As I mentioned, after the “Black Monday” stock market crash in 1987, I got involved with the reforms to the market launched after the Ian Hay Davison report. At that point I was a member of the working group representing HSBC. We were working with the brokerages and the Hong Kong Stock Exchange to design and build the processes for centralised clearing and depository in the Hong Kong market.
That experience gave me exposure to market infrastructures in other parts of the world as we needed to look at best practices in other markets and the challenges of bringing those best practices into the Hong Kong market. I think working in that area was quite a rare opportunity and I gained many insights during my bank days. In those days, HSBC was playing a quasi central bank function in Hong Kong. After my return from Canada I started working on developments in China, and got a chance to work with the Chinese regulators on the development of the Qualified Foreign Institutional Investors scheme and get a deeper insight into the working of the China securities market.’
What is your view of the plans for scripless shares in Hong Kong and how will that change the centralised depository arrangements?
‘What is happening is that, at the depository level, there will be changes to who gets to be registered as legal shareholder on the share register if one holds securities deposited into the HKSCC [Hong Kong Securities Clearing Company Ltd] nominee. Currently, all the shares in the central clearing system are actually registered in a single name – the HKSCC nominee. Under the scripless market, the HKSCC nominee will basically disappear and be replaced by the names of intermediaries or their underlying clients, if they are willing.’
What will this mean for Computershare?
‘It will mean that we will be running a more meaningful register for companies. Right now, even major shareholders are rarely directly included on the register. For ease of trading, they mostly hold their shares through custodians who are participants in the central clearing system, meaning that those shares will then be held under the HKSCC name. The new scripless model will open a window for the market to become more transparent in terms of ownership and for investors to have more sovereignty in their legal title.’
Will Computershare, as the share registrar, have a closer relationship with the regulators?
‘Computershare will be directly regulated. Right now we are indirectly regulated through the Federation of Share Registrars, but under the scripless model we will be maintaining a more important set of ownership records and regulators recognise that the responsibilities will be higher so they want to be able to directly supervise ad regulate our activities. The supervising relationship aside, Computershare has always worked very closely with different regulators on various market initiatives in all the markets in which we operate.’
What will these reforms mean for companies?

....

__Exercise A__
Restate the passage of the interview about Hong Kong's scripless share plans starting at "As I mentioned, after" and ending at "in the Hong Kong market.", switching "brokerages" to "securities firms".
__Exercise B__
Which organizations are named in the interview about Hong Kong's scripless share plans? List all of them.

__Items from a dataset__
....

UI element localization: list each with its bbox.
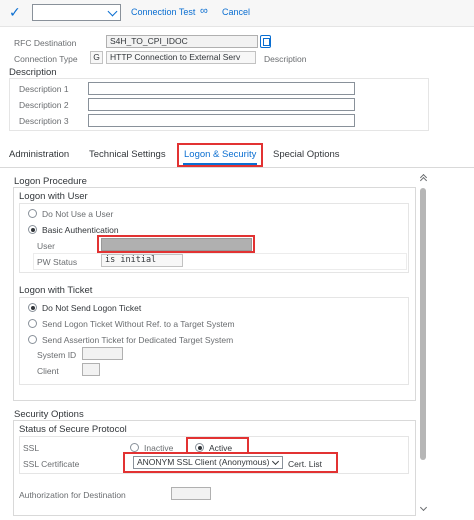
radio-send-ticket-without-ref[interactable]: [28, 319, 37, 328]
do-not-send-ticket-label: Do Not Send Logon Ticket: [42, 303, 142, 313]
scrollbar-thumb[interactable]: [420, 188, 426, 460]
system-id-field[interactable]: [82, 347, 123, 360]
user-label: User: [37, 241, 55, 251]
radio-do-not-use-user[interactable]: [28, 209, 37, 218]
client-label: Client: [37, 366, 59, 376]
value-help-icon[interactable]: [260, 35, 271, 48]
system-id-label: System ID: [37, 350, 77, 360]
pw-status-field: is initial: [101, 254, 183, 267]
client-field[interactable]: [82, 363, 100, 376]
authorization-label: Authorization for Destination: [19, 490, 126, 500]
pw-status-label: PW Status: [37, 257, 78, 267]
scroll-down-icon[interactable]: [419, 505, 427, 513]
ssl-certificate-label: SSL Certificate: [23, 459, 80, 469]
description-3-label: Description 3: [19, 116, 69, 126]
connection-type-field: HTTP Connection to External Serv: [106, 51, 256, 64]
cancel-button[interactable]: Cancel: [222, 7, 250, 17]
connection-type-label: Connection Type: [14, 54, 78, 64]
pw-status-row: [33, 253, 407, 270]
status-secure-protocol-title: Status of Secure Protocol: [19, 424, 127, 435]
authorization-field[interactable]: [171, 487, 211, 500]
description-title: Description: [9, 67, 57, 78]
highlight-user: [97, 235, 255, 253]
chevron-down-icon: [107, 6, 118, 17]
tab-special-options[interactable]: Special Options: [273, 149, 340, 160]
highlight-ssl-certificate: [123, 452, 338, 473]
ssl-label: SSL: [23, 443, 40, 453]
description-1-label: Description 1: [19, 84, 69, 94]
radio-do-not-send-ticket[interactable]: [28, 303, 37, 312]
glasses-icon[interactable]: ∞: [200, 5, 208, 17]
description-1-field[interactable]: [88, 82, 355, 95]
scroll-up-icon[interactable]: [419, 173, 427, 181]
description-3-field[interactable]: [88, 114, 355, 127]
tab-technical-settings[interactable]: Technical Settings: [89, 149, 166, 160]
connection-type-description-label: Description: [264, 54, 307, 64]
logon-procedure-title: Logon Procedure: [14, 176, 87, 187]
description-2-field[interactable]: [88, 98, 355, 111]
tab-separator: [0, 167, 474, 168]
send-assertion-ticket-label: Send Assertion Ticket for Dedicated Targ…: [42, 335, 234, 345]
connection-type-code: G: [90, 51, 103, 64]
toolbar-select[interactable]: [32, 4, 121, 21]
logon-with-ticket-title: Logon with Ticket: [19, 285, 93, 296]
radio-basic-authentication[interactable]: [28, 225, 37, 234]
send-ticket-without-ref-label: Send Logon Ticket Without Ref. to a Targ…: [42, 319, 235, 329]
logon-with-user-title: Logon with User: [19, 191, 88, 202]
highlight-tab: [177, 143, 263, 167]
security-options-title: Security Options: [14, 409, 84, 420]
rfc-destination-field[interactable]: S4H_TO_CPI_IDOC: [106, 35, 258, 48]
rfc-destination-label: RFC Destination: [14, 38, 77, 48]
connection-test-button[interactable]: Connection Test: [131, 7, 195, 17]
tab-administration[interactable]: Administration: [9, 149, 69, 160]
do-not-use-user-label: Do Not Use a User: [42, 209, 114, 219]
radio-send-assertion-ticket[interactable]: [28, 335, 37, 344]
description-2-label: Description 2: [19, 100, 69, 110]
basic-authentication-label: Basic Authentication: [42, 225, 119, 235]
radio-ssl-inactive[interactable]: [130, 443, 139, 452]
check-icon[interactable]: ✓: [9, 5, 21, 19]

....

__Written solution A__
As I mentioned, after the “Black Monday” stock market crash in 1987, I got involved with the reforms to the market launched after the Ian Hay Davison report. At that point I was a member of the working group representing HSBC. We were working with the securities firms and the Hong Kong Stock Exchange to design and build the processes for centralised clearing and depository in the Hong Kong market.

__Written solution B__
- HSBC
- Hong Kong Stock Exchange
- Hong Kong Securities Clearing Company Ltd (HKSCC)
- Computershare
- Federation of Share Registrars